While the story is ok as far as gaming stories go, its presentation is quite poor. All of the cutscenes are in-engine and as a result angles are poor, close-ups are nearly inexistent and their impact is far less resounding than it could be. What's more the voice acting and writing is spotty throughout, of special note being Altair's voice actor which easily ranks as one of the worst choices in terms of actors in recent memory. The story also relies way too heavily on surprise plot-twist, some of which can be seen coming a mile away, and ends fairly abruptly without much closure.
What redeems Assassin's Creed's world however is the setting itself. Action games based in medieval era settings have pretty much died with the Thief series and this time-zone is one that gaming has very sparsely explored. Having a game take place in the 12th century means historical accuracy is a must and Ubisoft have take their time in ensuring all of this data is as correct as possible. The three cities which players explore, Jerusalem, Damascus and Acre are all distinct in architectural style, mentality and inhabitants. Whereas Damascus is the more Muslim focused of the cities and Acre the more Christian one Jerusalem is a melange of both, much like in real life. Each city has an architectural style specific to its religious majority: Acre is dominated by gothic buildings, impressive churches and European-style buildings while Damascus is littered with mosques, prayer towers and Eastern-like structures. Jerusalem is predictably a combination between the two. Everything looks gorgeous both from a distance and up close thanks to sharp textures, huge draw distances and an almost unbelievable absence of draw-in. Taking to a tall building and viewing a city in its full glory is breathtaking.
Each of these cities do have some things in common, the most notable of which are the aforementioned tall buildings which can be scaled in order to synchronize your map. After climbing these tall structures, be they churches, prayer towers or castle towers the map will become dotted with a myriad of indicators, either pointing players in the direction of a story-based mission or indicating the location of optional missions. Unfortunately it is at this point where the game begins to fall apart. Upon entering a city the wannabe assassins need to check into their local Assassin's Bureau and grab some information pertaining to the next target. The information given here is sparse and it indicates the general direction in which players should head to gather information. Upon entering the area in question, which is neither marked on the map nor indicated in any fashion, it's time to climb tall structures. While this is fun for the first 10-20 times by the end of the game you'll have climbed anywhere from 70-100 churches, towers or pillars. It's incredibly frustrating to keep climbing structures over and over again in each of the three cities just to realize that the area you are in has absolutely no relevance to what was said at the Assassin's Bureau.

GIVEN REQUEST |
Please reproduce the stretch of the review text from "While the story" through "without much closure.", swapping "cutscenes" for "cinematics". The entries have no connection to the review text.

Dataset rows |
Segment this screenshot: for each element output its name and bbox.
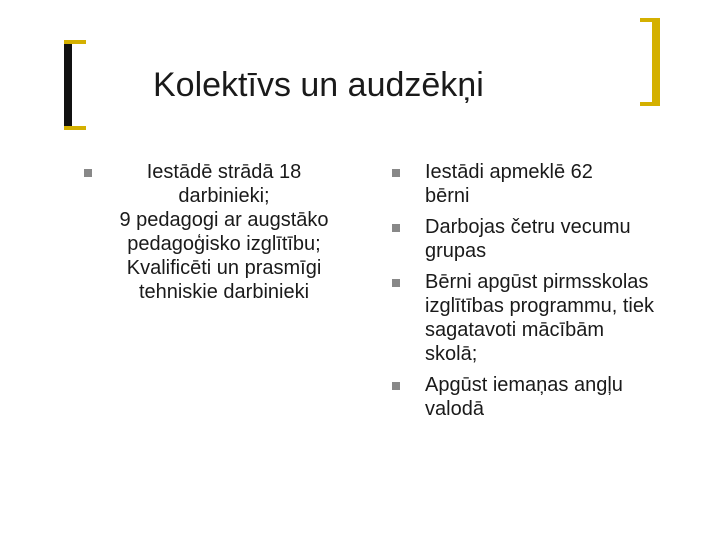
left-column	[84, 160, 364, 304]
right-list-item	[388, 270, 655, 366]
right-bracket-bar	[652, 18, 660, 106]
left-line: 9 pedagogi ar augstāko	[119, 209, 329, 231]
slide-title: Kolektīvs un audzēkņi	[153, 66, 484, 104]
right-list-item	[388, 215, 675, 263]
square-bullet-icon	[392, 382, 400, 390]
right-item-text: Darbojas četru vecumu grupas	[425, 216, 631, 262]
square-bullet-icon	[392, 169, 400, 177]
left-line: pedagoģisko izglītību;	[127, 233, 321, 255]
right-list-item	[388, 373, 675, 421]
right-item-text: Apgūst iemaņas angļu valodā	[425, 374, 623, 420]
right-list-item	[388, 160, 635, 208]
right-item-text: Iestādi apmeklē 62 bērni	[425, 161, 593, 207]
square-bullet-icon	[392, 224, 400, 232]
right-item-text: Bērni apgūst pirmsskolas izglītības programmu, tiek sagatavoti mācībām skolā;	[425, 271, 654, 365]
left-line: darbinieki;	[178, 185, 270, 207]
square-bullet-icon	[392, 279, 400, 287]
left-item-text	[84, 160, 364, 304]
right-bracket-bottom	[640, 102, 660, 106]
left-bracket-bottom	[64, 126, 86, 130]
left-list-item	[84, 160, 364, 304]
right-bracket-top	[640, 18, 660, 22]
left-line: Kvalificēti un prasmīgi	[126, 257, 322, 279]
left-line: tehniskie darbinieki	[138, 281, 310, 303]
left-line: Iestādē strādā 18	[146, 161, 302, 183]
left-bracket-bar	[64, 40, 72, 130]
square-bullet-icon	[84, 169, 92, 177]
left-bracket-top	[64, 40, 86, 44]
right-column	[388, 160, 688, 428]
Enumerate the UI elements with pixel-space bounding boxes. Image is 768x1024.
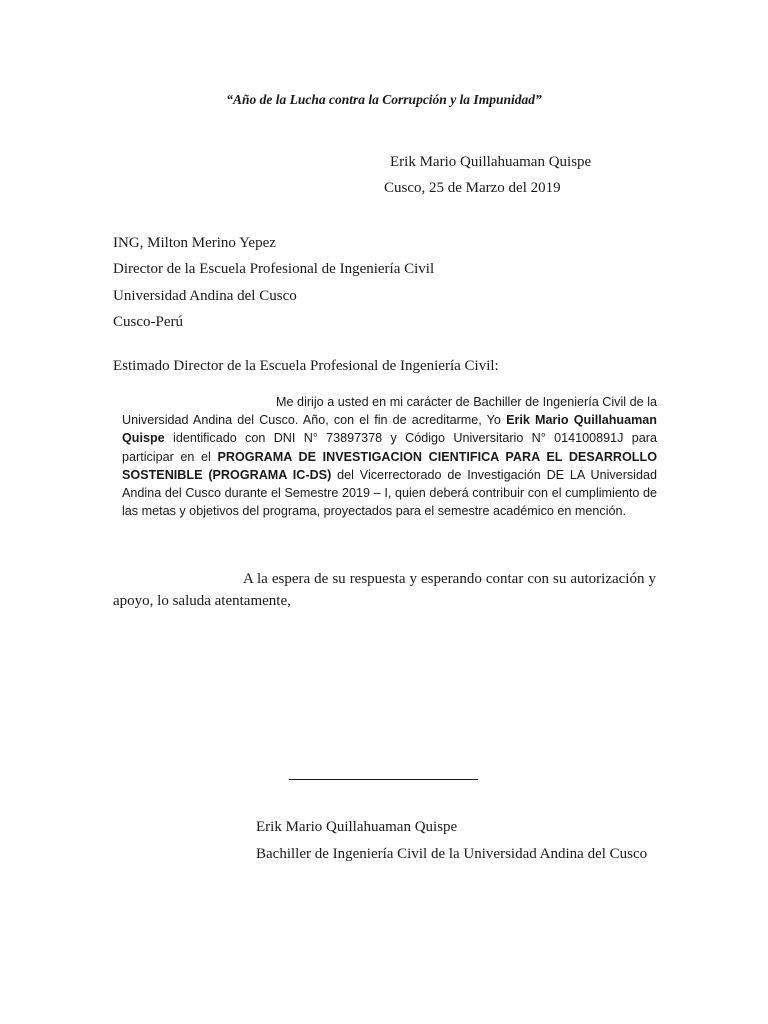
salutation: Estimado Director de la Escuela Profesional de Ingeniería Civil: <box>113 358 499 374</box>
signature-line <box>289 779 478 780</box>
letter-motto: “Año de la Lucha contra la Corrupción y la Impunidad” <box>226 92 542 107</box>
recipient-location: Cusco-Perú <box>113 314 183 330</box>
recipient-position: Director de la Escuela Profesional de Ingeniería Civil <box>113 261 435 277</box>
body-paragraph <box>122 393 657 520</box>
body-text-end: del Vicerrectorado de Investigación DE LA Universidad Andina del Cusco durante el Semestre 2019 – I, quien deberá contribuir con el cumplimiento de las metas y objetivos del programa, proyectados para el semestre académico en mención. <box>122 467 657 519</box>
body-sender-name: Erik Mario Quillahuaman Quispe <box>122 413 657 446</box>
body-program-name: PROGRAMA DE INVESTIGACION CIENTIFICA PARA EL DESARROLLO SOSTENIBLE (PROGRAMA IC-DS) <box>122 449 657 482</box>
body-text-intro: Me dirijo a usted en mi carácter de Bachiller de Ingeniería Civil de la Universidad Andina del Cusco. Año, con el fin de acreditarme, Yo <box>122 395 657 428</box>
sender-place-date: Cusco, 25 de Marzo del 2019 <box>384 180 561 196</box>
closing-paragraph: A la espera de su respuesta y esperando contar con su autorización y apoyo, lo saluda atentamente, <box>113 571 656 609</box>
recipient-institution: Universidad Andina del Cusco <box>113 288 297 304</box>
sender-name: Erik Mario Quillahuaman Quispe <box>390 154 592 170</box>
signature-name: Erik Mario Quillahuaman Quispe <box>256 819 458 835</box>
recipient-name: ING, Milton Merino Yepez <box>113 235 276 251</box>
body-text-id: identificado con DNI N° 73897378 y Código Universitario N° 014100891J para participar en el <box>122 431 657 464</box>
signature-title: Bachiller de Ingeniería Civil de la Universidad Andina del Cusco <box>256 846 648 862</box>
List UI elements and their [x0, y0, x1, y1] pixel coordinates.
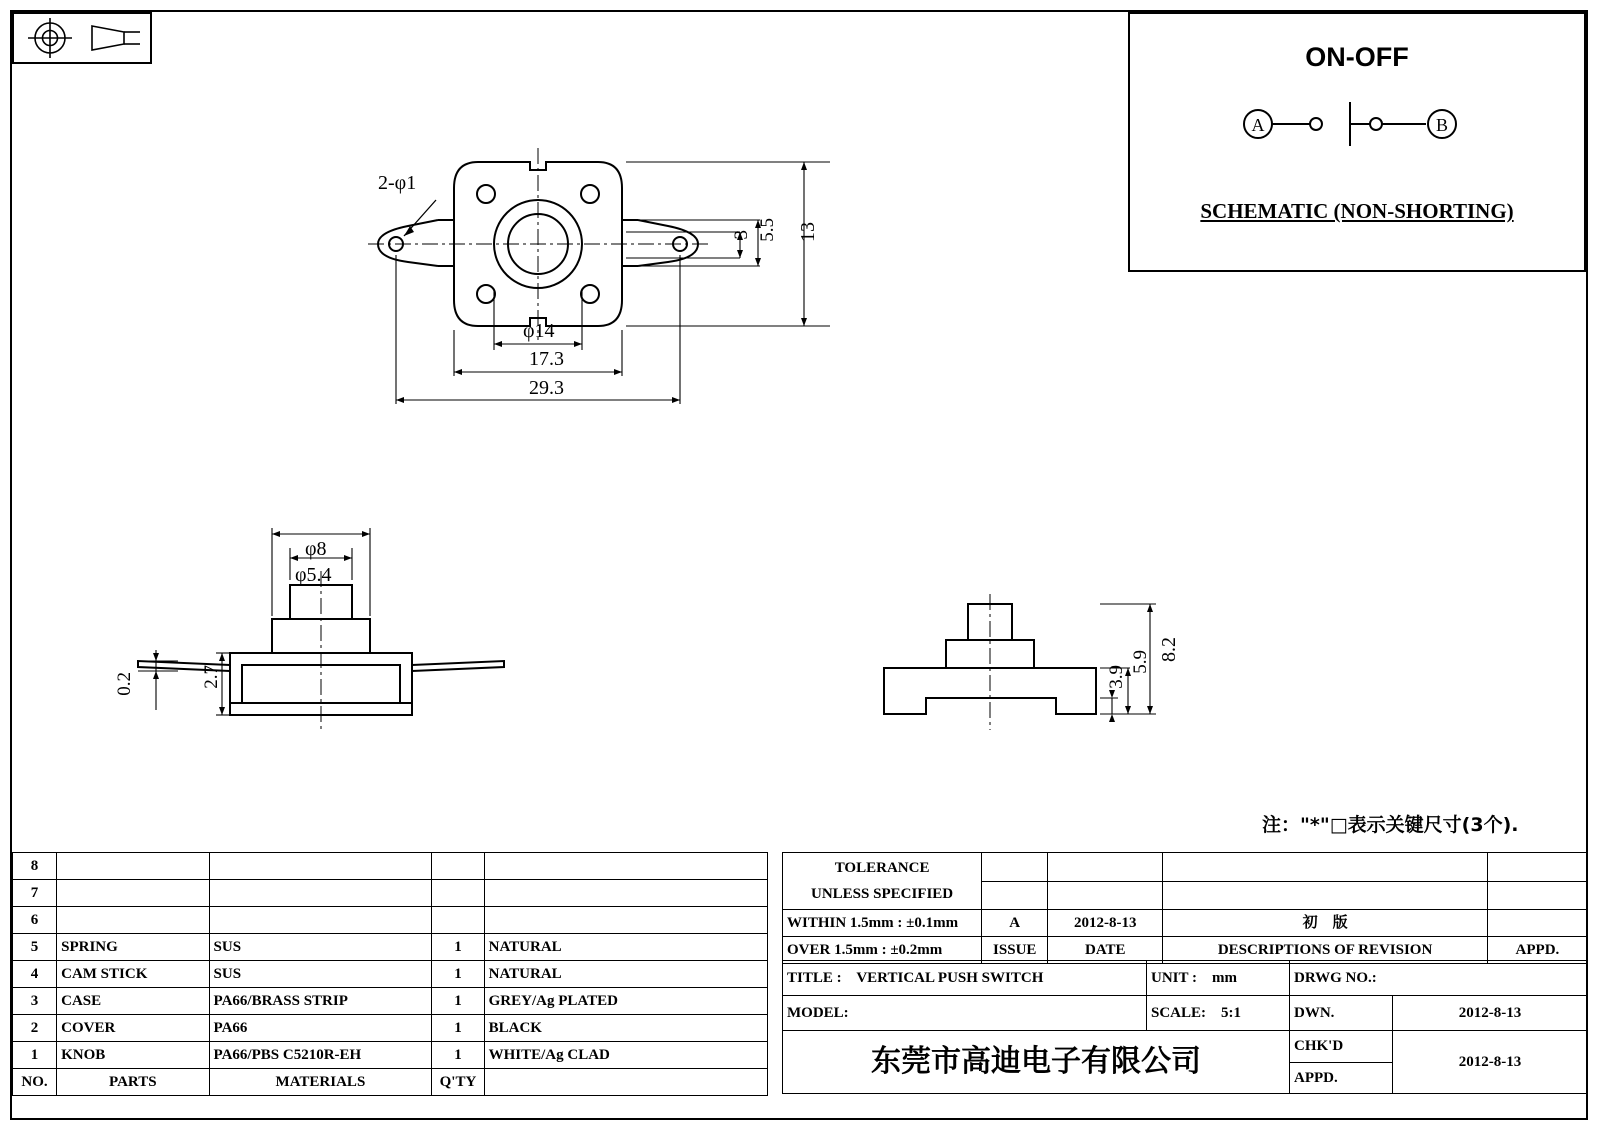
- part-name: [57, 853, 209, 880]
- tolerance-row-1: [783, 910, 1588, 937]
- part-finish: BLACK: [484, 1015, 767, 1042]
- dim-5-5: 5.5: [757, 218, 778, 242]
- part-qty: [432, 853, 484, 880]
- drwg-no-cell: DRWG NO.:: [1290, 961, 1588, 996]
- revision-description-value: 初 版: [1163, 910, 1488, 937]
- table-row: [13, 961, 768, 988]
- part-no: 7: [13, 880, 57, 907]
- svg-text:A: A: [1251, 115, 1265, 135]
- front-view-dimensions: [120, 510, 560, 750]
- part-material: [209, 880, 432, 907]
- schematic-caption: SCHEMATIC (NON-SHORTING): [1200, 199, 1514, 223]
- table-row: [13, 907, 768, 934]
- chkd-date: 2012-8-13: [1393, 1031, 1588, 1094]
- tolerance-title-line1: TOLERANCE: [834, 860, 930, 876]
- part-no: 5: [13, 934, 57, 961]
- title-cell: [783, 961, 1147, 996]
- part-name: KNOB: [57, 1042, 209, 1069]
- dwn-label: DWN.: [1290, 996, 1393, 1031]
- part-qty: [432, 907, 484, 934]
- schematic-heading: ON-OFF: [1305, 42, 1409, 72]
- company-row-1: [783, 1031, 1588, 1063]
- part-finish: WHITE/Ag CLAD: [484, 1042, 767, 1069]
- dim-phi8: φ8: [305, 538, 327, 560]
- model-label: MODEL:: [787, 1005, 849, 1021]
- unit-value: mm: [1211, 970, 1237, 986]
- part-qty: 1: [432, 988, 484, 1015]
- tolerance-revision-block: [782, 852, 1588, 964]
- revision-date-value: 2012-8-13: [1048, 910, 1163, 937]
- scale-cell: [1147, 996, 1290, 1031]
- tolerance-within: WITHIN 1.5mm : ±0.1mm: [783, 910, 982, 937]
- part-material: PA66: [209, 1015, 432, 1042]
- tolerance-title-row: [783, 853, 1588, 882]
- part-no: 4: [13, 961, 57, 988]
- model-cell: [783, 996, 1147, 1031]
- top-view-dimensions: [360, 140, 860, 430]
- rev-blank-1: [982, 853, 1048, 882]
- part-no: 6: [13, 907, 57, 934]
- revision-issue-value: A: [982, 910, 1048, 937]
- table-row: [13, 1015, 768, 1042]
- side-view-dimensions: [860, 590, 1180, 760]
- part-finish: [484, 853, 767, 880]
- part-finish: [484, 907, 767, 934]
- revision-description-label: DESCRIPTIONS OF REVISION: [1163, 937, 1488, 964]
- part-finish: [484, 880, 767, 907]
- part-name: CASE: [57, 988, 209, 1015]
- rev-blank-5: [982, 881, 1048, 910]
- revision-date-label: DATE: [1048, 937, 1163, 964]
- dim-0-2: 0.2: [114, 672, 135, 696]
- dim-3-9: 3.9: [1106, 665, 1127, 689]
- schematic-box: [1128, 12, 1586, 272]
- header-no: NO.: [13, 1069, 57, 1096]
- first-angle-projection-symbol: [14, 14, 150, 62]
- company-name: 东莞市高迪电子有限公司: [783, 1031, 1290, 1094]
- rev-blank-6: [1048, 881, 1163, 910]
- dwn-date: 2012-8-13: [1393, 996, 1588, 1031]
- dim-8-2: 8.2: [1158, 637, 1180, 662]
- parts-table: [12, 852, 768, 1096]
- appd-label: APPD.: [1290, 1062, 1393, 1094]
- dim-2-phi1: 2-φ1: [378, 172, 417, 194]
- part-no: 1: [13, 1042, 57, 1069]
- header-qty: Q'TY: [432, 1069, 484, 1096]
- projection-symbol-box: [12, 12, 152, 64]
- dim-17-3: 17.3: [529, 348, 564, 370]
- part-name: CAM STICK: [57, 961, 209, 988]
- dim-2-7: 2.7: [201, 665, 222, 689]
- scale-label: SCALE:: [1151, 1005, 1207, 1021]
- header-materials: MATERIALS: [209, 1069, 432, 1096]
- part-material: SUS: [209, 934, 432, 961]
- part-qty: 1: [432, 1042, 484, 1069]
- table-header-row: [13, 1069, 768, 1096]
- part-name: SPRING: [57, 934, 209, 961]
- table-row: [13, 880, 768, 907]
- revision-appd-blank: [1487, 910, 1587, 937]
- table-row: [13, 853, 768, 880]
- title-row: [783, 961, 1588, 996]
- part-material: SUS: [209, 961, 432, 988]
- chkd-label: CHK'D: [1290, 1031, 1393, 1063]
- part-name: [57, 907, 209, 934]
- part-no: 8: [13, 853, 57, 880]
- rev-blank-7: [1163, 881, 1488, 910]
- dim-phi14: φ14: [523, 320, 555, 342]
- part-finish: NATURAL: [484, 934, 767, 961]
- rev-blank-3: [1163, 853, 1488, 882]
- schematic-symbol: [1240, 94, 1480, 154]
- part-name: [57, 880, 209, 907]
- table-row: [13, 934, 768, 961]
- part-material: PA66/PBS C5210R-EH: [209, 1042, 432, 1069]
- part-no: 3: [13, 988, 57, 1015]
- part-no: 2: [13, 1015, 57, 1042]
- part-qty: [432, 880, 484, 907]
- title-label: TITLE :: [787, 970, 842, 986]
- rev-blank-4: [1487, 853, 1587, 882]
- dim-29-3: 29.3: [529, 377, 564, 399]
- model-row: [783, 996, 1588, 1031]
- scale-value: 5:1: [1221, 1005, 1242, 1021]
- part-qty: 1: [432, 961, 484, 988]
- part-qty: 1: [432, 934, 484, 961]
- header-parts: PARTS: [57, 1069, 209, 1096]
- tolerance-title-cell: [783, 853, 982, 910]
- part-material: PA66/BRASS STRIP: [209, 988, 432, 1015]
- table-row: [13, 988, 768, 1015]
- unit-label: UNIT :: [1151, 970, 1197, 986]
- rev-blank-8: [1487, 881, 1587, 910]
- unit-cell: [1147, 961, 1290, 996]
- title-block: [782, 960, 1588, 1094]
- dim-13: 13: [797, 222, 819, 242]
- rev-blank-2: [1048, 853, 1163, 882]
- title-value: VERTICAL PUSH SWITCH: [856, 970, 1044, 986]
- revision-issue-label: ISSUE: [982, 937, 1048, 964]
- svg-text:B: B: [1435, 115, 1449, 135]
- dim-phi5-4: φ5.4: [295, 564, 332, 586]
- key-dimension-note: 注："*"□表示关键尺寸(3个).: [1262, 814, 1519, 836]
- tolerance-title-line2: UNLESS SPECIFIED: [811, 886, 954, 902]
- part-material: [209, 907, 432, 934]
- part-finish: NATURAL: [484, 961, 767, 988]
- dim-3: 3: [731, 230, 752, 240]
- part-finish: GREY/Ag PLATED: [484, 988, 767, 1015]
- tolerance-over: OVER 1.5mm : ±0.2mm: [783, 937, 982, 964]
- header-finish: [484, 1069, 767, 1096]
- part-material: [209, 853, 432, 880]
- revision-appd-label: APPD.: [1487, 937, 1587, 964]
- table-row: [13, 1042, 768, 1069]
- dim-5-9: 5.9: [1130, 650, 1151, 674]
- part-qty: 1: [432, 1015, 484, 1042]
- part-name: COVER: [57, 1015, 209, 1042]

OUTPUT FOR THIS EXERCISE |
While the story is ok as far as gaming stories go, its presentation is quite poor. All of the cinematics are in-engine and as a result angles are poor, close-ups are nearly inexistent and their impact is far less resounding than it could be. What's more the voice acting and writing is spotty throughout, of special note being Altair's voice actor which easily ranks as one of the worst choices in terms of actors in recent memory. The story also relies way too heavily on surprise plot-twist, some of which can be seen coming a mile away, and ends fairly abruptly without much closure.